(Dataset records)

* * * *

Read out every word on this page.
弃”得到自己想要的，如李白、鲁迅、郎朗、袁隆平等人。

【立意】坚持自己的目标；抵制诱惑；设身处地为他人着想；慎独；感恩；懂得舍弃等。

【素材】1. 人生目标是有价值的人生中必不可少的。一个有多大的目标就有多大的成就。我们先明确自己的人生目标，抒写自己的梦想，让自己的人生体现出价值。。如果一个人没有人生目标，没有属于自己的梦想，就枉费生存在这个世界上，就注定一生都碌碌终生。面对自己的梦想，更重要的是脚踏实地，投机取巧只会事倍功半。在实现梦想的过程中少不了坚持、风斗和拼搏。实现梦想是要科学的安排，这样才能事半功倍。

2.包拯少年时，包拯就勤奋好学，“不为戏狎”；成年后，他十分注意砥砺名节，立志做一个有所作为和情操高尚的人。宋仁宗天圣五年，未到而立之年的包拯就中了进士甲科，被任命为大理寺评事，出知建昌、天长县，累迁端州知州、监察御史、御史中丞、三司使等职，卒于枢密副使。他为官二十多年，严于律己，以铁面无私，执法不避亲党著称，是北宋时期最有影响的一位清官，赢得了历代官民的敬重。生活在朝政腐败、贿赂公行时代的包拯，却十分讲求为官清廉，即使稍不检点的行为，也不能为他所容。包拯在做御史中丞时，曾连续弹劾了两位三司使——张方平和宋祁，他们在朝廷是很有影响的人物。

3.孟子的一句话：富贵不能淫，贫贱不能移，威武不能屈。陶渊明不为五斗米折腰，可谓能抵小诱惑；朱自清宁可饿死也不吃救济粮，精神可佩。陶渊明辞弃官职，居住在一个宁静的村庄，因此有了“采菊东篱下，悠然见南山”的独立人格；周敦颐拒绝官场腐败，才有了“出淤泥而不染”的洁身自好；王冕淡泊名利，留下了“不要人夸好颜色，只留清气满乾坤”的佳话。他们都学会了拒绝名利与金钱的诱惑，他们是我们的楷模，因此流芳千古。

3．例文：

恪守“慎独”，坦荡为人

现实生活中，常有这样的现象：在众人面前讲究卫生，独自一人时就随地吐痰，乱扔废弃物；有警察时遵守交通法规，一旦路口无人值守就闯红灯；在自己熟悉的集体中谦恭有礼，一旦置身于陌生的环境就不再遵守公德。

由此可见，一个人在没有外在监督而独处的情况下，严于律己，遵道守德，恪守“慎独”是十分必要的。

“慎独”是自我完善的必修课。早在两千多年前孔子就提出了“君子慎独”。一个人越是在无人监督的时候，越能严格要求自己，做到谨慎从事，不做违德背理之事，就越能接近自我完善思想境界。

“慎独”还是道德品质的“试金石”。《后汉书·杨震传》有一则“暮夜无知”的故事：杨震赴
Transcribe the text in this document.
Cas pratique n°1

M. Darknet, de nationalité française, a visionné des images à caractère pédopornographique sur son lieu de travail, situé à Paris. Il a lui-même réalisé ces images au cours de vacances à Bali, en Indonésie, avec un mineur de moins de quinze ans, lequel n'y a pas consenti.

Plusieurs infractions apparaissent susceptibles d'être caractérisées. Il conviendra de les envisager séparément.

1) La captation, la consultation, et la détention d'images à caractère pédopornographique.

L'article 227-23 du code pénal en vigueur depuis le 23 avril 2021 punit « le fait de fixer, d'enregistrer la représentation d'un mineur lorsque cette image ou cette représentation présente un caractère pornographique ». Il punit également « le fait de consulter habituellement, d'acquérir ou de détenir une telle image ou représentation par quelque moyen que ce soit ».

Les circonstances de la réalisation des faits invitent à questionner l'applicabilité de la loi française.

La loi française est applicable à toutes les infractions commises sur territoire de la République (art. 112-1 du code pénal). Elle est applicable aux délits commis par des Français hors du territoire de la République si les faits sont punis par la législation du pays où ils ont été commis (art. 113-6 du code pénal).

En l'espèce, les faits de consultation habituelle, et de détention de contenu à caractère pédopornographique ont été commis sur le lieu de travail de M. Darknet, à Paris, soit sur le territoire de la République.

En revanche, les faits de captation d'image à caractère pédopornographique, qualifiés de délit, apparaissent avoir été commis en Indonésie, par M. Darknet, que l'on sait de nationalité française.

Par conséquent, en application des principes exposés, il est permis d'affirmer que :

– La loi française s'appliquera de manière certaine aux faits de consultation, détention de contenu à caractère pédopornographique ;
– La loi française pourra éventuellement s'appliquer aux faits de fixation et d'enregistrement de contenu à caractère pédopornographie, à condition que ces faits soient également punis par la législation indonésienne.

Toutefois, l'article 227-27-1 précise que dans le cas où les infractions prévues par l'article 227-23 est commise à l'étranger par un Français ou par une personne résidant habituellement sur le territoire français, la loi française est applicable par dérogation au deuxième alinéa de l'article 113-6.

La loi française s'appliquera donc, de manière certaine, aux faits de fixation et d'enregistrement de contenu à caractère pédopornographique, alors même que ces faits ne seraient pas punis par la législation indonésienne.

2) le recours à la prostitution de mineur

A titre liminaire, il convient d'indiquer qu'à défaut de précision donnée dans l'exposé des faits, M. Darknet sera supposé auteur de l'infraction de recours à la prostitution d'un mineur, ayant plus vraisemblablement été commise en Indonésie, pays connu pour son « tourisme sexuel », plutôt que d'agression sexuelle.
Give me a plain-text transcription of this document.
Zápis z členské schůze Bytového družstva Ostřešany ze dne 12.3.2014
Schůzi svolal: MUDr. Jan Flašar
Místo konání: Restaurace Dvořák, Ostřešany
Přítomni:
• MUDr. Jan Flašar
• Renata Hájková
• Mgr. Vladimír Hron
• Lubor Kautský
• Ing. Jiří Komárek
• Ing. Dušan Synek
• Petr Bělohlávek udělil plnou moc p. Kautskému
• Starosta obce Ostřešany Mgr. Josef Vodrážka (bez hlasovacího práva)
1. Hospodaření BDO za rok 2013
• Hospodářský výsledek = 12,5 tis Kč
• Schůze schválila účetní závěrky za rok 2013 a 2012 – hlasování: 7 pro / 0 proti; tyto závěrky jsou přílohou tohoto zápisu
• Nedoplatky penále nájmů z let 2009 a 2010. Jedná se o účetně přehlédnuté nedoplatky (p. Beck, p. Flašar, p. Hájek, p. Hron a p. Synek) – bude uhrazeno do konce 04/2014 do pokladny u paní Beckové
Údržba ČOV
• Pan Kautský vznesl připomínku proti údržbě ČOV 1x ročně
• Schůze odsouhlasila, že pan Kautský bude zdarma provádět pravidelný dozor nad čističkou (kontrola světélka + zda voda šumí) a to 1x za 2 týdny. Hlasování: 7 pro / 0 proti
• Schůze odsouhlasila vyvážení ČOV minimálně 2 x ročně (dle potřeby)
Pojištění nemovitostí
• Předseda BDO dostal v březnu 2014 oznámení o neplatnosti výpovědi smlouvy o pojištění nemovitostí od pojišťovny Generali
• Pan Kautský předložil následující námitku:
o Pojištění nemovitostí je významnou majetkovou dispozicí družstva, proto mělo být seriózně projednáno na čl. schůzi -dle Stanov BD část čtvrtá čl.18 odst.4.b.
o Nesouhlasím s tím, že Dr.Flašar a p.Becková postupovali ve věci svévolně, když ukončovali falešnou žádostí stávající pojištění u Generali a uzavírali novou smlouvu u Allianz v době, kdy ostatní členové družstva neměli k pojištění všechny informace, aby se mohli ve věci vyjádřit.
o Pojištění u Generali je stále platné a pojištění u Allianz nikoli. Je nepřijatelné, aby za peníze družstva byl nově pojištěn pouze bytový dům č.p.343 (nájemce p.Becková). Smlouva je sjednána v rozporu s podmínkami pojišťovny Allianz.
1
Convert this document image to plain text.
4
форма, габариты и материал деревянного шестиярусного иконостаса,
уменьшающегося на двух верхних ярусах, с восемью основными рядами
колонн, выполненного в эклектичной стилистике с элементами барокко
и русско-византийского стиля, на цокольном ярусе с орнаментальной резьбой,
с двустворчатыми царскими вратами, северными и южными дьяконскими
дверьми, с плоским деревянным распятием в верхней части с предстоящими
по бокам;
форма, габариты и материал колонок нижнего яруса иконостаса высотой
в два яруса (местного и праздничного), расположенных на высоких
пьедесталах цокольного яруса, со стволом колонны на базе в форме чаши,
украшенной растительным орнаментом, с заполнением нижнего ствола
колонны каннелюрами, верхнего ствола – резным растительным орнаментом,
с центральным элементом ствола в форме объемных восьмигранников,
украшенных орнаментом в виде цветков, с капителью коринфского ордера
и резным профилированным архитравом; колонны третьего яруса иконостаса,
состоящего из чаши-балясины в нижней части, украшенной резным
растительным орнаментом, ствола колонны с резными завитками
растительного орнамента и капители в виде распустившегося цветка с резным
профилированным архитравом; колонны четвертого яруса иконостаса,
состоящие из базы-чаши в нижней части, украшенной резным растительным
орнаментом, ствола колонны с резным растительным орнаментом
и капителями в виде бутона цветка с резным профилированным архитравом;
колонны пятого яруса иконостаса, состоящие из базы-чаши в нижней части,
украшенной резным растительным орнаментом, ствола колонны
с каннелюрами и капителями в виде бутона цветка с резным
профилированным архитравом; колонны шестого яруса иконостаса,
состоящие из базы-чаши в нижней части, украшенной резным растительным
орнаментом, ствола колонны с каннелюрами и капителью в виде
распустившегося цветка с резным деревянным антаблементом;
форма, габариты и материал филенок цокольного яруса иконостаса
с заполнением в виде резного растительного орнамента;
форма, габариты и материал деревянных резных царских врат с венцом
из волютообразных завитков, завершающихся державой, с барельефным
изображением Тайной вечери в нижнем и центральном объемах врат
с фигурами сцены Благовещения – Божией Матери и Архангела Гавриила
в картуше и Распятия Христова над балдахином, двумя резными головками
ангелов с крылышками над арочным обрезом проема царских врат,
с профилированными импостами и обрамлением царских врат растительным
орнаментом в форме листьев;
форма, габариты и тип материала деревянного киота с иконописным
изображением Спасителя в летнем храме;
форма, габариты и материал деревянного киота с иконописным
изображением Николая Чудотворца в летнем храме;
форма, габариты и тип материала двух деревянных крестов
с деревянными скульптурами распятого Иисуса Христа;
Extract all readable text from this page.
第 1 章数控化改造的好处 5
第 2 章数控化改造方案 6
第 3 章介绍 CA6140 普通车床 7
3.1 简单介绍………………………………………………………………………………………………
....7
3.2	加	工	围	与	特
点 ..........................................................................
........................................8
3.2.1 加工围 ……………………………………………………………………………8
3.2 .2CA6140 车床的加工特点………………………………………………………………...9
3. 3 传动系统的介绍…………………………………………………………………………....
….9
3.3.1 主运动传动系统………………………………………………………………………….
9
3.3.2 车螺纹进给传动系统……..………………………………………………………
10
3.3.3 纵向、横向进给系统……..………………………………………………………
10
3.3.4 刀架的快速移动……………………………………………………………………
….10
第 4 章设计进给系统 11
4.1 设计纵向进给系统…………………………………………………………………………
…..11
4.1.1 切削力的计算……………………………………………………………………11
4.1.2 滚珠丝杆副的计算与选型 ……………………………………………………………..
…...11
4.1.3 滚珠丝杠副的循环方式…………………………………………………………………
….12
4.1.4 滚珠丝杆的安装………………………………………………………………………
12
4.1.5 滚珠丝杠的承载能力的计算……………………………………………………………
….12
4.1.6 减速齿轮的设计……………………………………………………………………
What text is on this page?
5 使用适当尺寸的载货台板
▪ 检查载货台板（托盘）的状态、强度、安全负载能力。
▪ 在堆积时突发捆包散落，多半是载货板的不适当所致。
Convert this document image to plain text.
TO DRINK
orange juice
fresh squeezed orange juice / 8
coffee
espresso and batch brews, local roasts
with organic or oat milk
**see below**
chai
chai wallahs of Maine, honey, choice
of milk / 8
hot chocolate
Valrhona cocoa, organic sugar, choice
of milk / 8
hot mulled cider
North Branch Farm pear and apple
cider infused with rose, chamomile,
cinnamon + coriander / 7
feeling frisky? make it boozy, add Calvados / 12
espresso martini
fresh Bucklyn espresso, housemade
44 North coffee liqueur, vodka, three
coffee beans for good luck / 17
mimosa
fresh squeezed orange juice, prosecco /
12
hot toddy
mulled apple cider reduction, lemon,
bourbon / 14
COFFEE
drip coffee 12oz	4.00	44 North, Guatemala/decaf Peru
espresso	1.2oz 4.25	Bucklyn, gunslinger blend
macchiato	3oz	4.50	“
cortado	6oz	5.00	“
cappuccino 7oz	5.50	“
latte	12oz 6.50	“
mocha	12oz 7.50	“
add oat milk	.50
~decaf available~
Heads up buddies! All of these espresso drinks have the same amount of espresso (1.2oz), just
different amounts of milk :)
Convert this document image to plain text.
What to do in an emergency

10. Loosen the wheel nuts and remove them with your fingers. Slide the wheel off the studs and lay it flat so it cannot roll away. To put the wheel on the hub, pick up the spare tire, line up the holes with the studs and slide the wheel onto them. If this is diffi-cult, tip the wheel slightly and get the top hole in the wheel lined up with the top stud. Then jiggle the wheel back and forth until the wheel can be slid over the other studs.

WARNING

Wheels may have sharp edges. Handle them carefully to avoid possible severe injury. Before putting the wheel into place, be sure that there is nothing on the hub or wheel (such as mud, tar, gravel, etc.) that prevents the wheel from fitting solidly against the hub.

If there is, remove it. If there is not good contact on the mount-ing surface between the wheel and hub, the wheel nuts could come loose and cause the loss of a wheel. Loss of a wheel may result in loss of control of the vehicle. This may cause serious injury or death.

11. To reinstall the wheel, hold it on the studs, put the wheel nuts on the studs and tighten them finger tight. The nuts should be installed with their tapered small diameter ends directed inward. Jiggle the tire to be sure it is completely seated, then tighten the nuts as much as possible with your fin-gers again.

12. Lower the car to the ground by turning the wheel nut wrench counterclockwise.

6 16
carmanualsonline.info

* * * *

## [Exercise requirements]
In the entries above, find every line holding the word "материала" and copy it out.

## [Full response]
форма, габариты и тип материала деревянного киота с иконописным
форма, габариты и тип материала двух деревянных крестов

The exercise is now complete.